** start Information shown **
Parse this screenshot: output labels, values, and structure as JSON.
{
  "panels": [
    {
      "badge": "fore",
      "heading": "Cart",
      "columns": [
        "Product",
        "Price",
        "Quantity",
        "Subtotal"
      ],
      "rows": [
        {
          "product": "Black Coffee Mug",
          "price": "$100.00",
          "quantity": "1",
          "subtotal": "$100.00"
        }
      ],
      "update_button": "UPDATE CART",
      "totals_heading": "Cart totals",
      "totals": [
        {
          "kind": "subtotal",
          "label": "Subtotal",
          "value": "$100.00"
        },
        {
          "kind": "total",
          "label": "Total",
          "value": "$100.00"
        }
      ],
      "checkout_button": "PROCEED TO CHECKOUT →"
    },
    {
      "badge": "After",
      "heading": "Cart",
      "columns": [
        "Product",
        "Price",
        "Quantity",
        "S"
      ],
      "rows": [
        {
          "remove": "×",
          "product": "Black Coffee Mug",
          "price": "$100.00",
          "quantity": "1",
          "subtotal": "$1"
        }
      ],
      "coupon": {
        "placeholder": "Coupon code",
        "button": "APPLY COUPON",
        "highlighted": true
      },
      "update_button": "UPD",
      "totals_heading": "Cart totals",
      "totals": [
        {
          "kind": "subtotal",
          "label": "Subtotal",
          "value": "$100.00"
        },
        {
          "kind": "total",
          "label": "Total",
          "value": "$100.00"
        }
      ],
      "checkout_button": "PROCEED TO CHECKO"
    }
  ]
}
** end Information shown **
## Work instructions
From the listing above, reproduce all the lines exactly.

## Written response
Parse this screenshot: output labels, values, and structure as JSON.
{
  "panels": [
    {
      "badge": "fore",
      "heading": "Cart",
      "columns": [
        "Product",
        "Price",
        "Quantity",
        "Subtotal"
      ],
      "rows": [
        {
          "product": "Black Coffee Mug",
          "price": "$100.00",
          "quantity": "1",
          "subtotal": "$100.00"
        }
      ],
      "update_button": "UPDATE CART",
      "totals_heading": "Cart totals",
      "totals": [
        {
          "kind": "subtotal",
          "label": "Subtotal",
          "value": "$100.00"
        },
        {
          "kind": "total",
          "label": "Total",
          "value": "$100.00"
        }
      ],
      "checkout_button": "PROCEED TO CHECKOUT →"
    },
    {
      "badge": "After",
      "heading": "Cart",
      "columns": [
        "Product",
        "Price",
        "Quantity",
        "S"
      ],
      "rows": [
        {
          "remove": "×",
          "product": "Black Coffee Mug",
          "price": "$100.00",
          "quantity": "1",
          "subtotal": "$1"
        }
      ],
      "coupon": {
        "placeholder": "Coupon code",
        "button": "APPLY COUPON",
        "highlighted": true
      },
      "update_button": "UPD",
      "totals_heading": "Cart totals",
      "totals": [
        {
          "kind": "subtotal",
          "label": "Subtotal",
          "value": "$100.00"
        },
        {
          "kind": "total",
          "label": "Total",
          "value": "$100.00"
        }
      ],
      "checkout_button": "PROCEED TO CHECKO"
    }
  ]
}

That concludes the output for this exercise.